Filter the lines below, copying only those with the string "JSON".

[Entries with figure data]
::::::

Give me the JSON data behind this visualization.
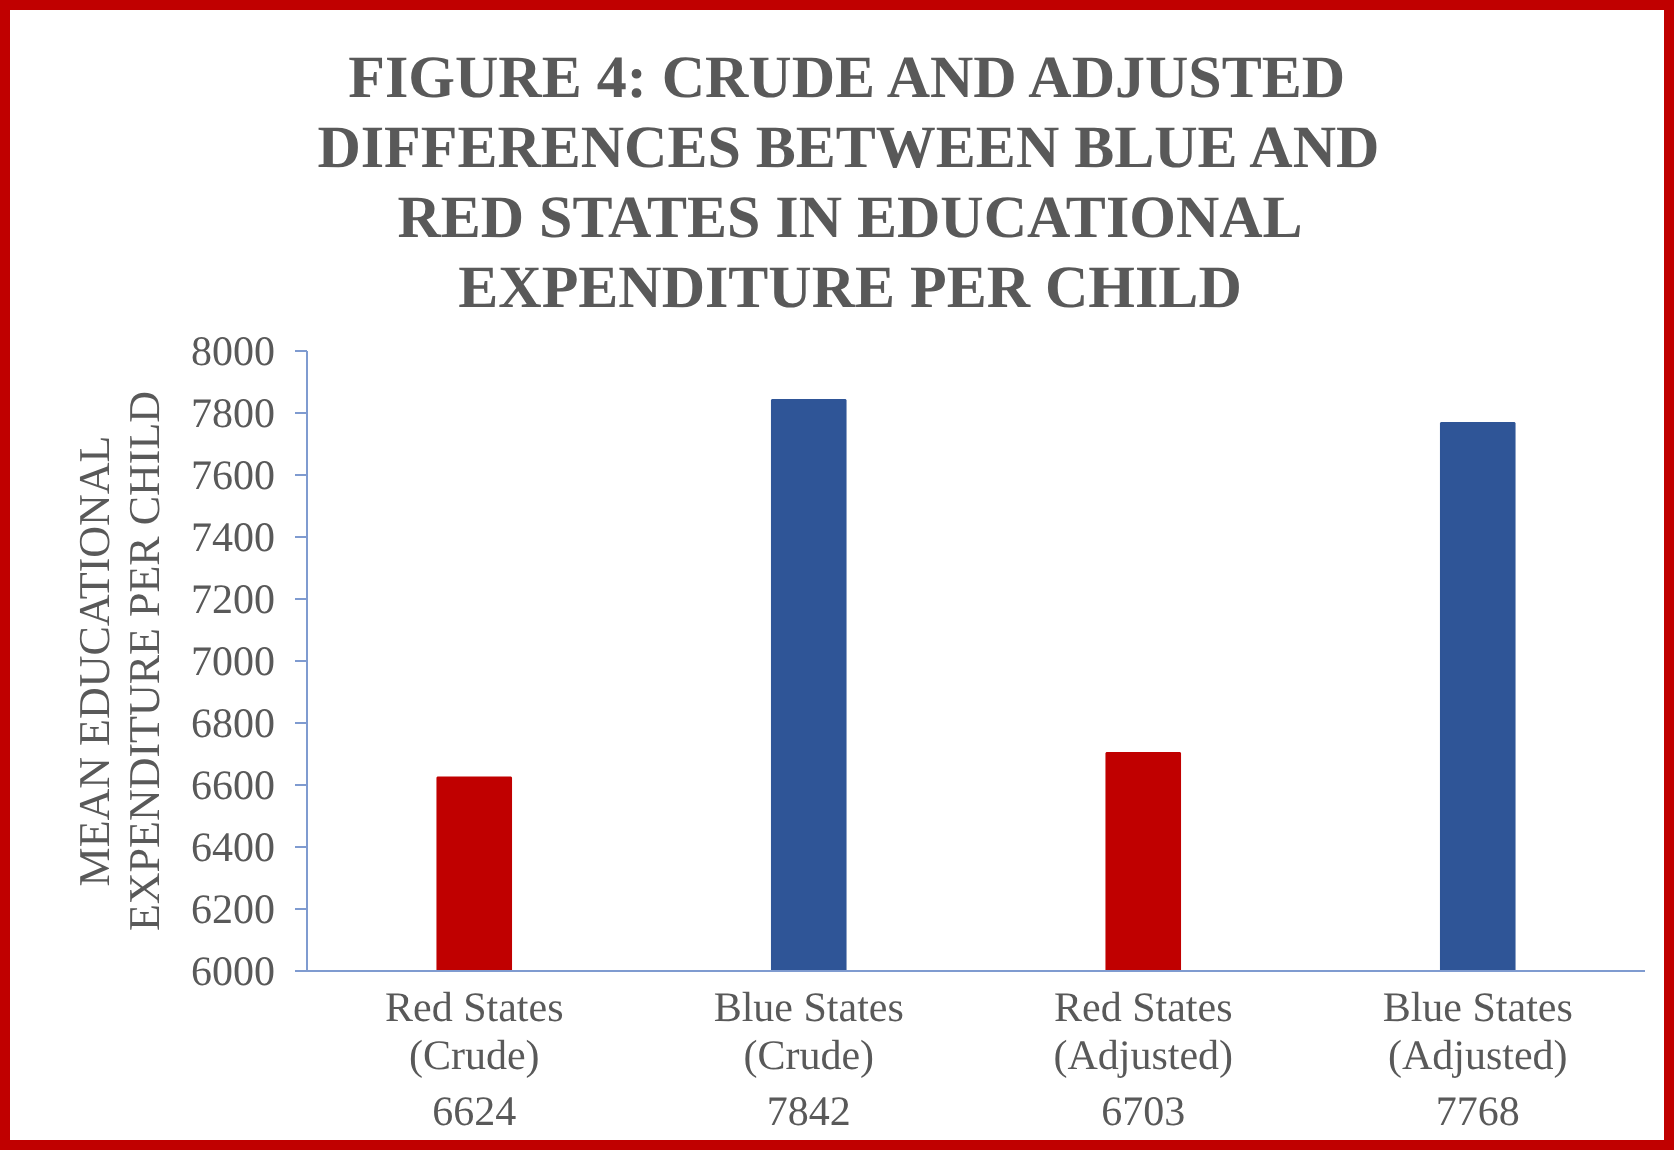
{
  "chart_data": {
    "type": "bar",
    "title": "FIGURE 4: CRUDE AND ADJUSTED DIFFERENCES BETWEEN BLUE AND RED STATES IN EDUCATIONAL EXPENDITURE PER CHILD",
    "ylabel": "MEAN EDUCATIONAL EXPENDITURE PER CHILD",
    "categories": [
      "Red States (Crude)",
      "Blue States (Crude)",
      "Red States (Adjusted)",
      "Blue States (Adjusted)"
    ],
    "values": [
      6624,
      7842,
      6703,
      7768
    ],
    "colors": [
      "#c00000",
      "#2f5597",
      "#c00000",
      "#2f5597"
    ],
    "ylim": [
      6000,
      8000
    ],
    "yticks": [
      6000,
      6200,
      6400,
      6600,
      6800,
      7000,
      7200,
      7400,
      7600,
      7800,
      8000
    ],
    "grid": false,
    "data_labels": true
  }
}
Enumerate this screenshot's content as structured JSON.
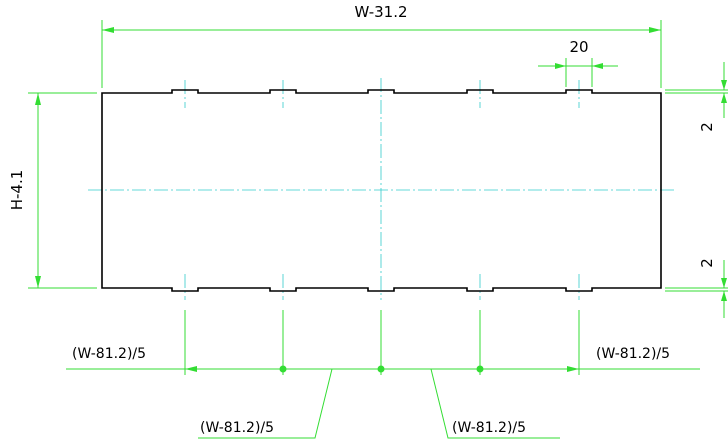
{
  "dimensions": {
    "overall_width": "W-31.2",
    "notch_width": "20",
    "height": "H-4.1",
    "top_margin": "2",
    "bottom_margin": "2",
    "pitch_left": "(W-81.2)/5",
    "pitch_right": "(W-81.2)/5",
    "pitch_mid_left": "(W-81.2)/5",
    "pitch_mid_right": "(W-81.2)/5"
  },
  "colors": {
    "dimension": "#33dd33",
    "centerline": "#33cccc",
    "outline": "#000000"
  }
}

::::::

_Answer_
Give me the JSON data behind this visualization.
Enumerate this screenshot's content as structured JSON.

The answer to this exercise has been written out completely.